======== Exercise data ========

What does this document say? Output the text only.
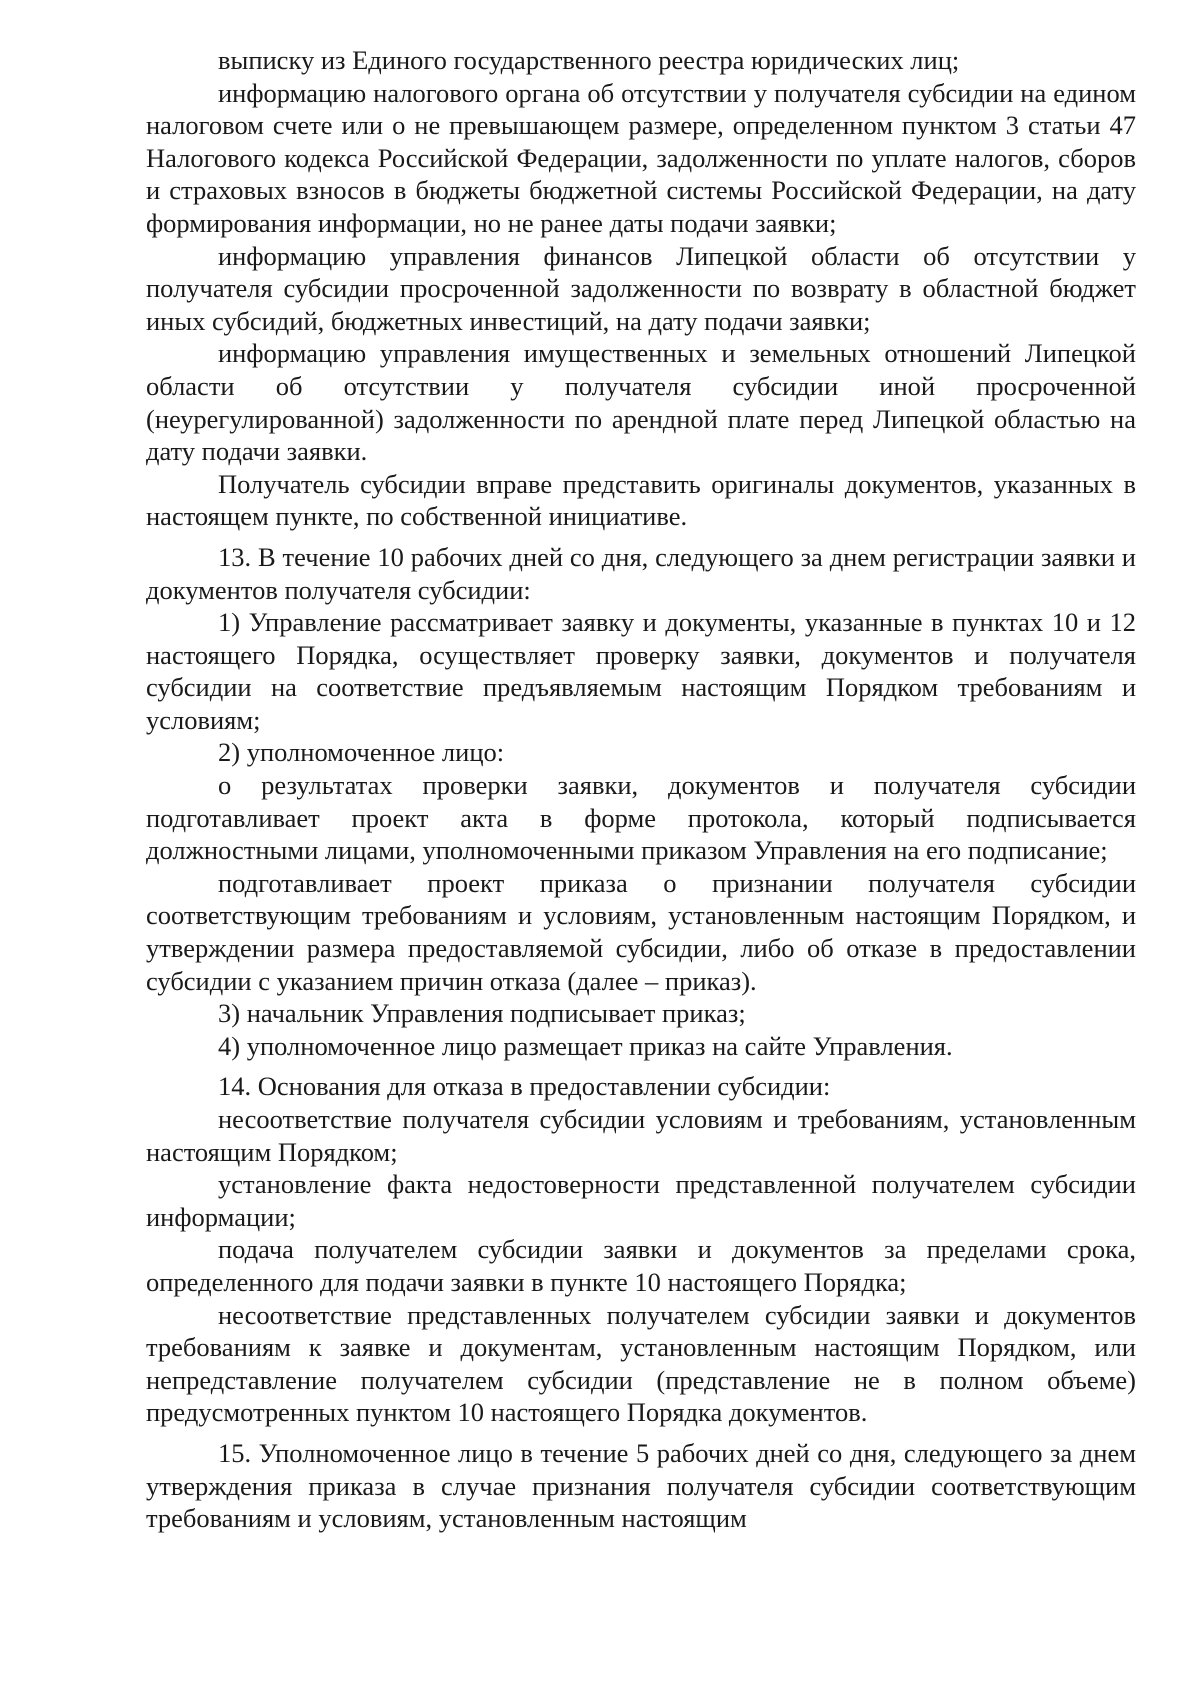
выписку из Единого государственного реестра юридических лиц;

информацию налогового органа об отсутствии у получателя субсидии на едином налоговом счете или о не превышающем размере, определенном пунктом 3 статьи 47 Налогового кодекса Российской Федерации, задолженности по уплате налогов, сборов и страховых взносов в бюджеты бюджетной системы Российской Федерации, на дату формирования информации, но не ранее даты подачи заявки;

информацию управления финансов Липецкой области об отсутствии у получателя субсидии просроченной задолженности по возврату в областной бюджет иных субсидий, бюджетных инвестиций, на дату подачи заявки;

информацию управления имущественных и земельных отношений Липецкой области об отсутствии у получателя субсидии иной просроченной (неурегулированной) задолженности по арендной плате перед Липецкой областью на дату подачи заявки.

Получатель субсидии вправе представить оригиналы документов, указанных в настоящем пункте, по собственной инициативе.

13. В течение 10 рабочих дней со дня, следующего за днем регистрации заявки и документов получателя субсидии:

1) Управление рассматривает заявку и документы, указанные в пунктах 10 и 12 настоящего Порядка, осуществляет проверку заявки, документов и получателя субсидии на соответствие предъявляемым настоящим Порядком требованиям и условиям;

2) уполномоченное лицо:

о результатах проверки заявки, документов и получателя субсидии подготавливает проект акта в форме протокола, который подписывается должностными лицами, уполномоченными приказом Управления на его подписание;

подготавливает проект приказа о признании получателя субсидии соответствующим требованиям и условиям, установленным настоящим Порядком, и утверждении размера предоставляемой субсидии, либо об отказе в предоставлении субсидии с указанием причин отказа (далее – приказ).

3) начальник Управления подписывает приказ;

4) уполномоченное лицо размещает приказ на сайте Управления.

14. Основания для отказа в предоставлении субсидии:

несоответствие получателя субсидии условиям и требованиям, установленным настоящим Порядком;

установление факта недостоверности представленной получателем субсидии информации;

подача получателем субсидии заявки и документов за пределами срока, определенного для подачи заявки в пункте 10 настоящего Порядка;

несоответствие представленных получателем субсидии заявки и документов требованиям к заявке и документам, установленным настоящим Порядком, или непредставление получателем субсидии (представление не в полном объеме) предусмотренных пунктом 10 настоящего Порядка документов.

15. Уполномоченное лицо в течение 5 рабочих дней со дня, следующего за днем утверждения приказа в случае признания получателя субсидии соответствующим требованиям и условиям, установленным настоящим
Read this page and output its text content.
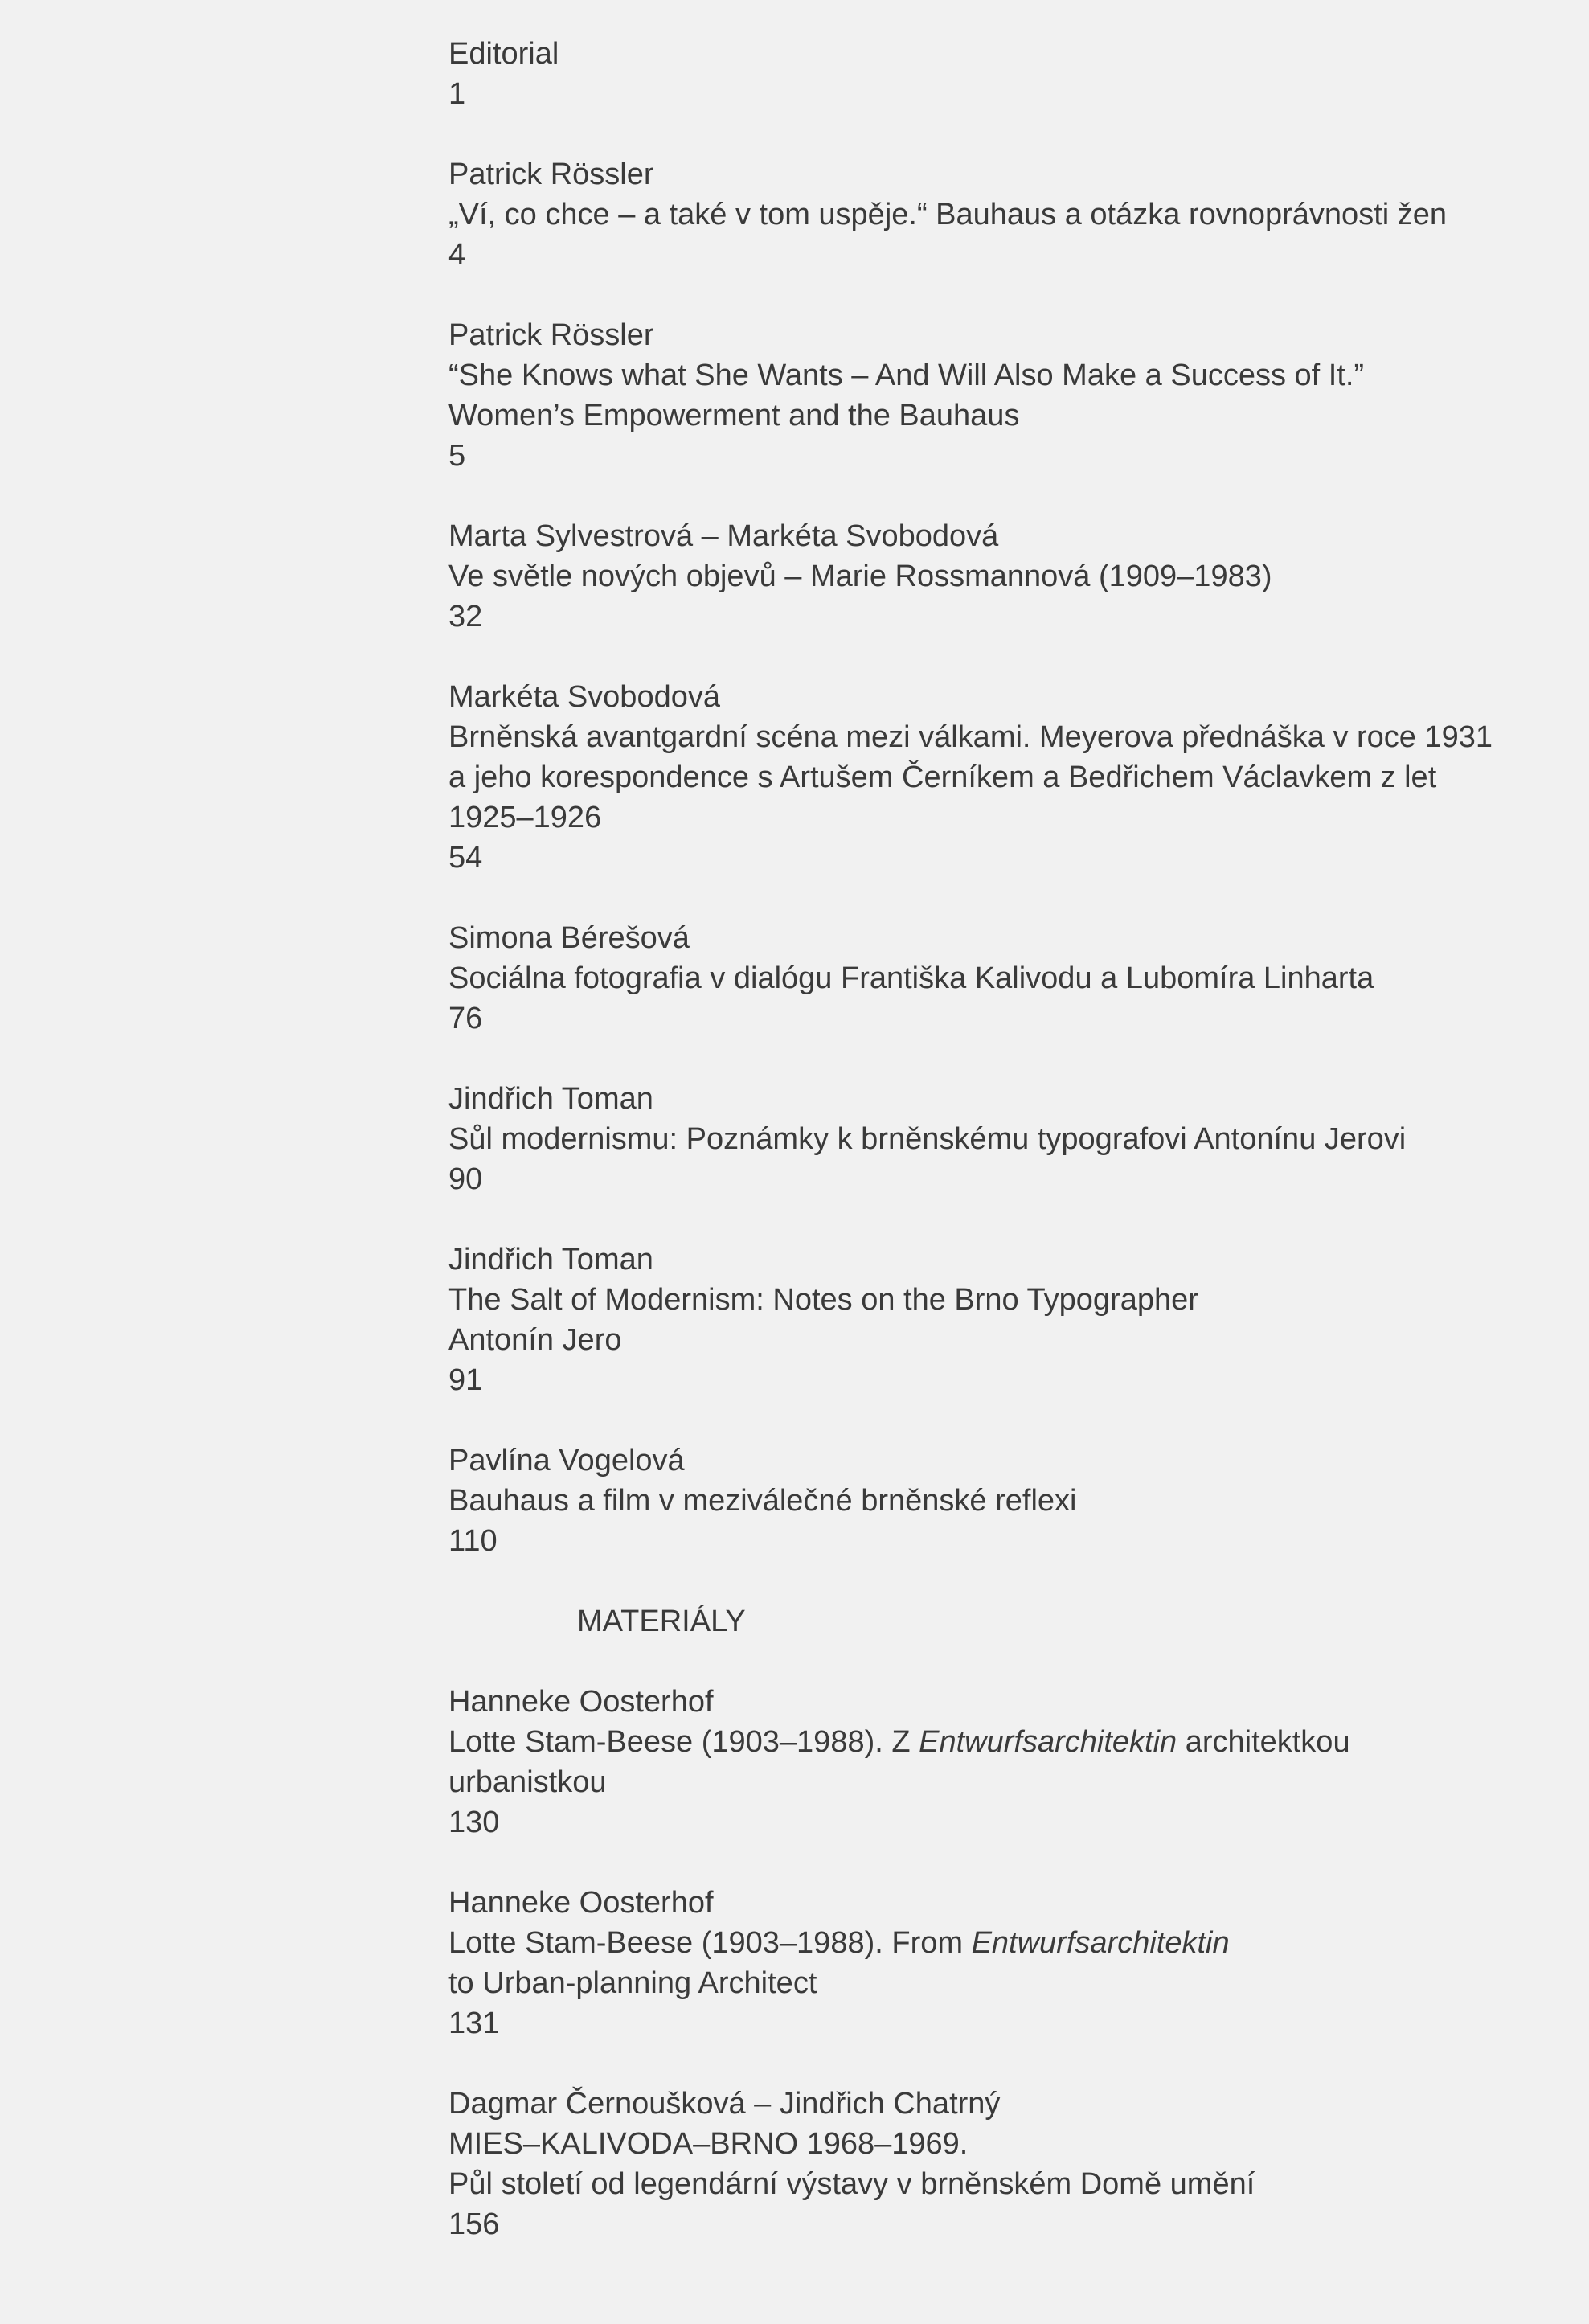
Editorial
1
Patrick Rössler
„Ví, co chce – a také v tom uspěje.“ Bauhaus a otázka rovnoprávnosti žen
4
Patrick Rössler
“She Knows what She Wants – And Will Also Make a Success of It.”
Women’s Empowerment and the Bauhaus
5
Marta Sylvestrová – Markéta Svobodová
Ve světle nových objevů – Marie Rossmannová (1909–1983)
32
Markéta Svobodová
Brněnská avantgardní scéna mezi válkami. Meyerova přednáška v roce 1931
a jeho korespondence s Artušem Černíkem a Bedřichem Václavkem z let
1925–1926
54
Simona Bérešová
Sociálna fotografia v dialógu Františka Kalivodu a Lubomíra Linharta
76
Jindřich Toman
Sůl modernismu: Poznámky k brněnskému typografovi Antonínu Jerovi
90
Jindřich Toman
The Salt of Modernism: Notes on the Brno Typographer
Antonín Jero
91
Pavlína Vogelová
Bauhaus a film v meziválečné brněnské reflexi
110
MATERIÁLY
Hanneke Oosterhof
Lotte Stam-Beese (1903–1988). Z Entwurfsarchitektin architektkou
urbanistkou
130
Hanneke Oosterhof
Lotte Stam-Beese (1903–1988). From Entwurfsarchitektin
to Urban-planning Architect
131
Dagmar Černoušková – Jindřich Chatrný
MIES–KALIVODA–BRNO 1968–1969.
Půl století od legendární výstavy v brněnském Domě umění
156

========

In the listing, find each line with the string "Lotte" and copy it.

■ Full solution
Lotte Stam-Beese (1903–1988). Z Entwurfsarchitektin architektkou
Lotte Stam-Beese (1903–1988). From Entwurfsarchitektin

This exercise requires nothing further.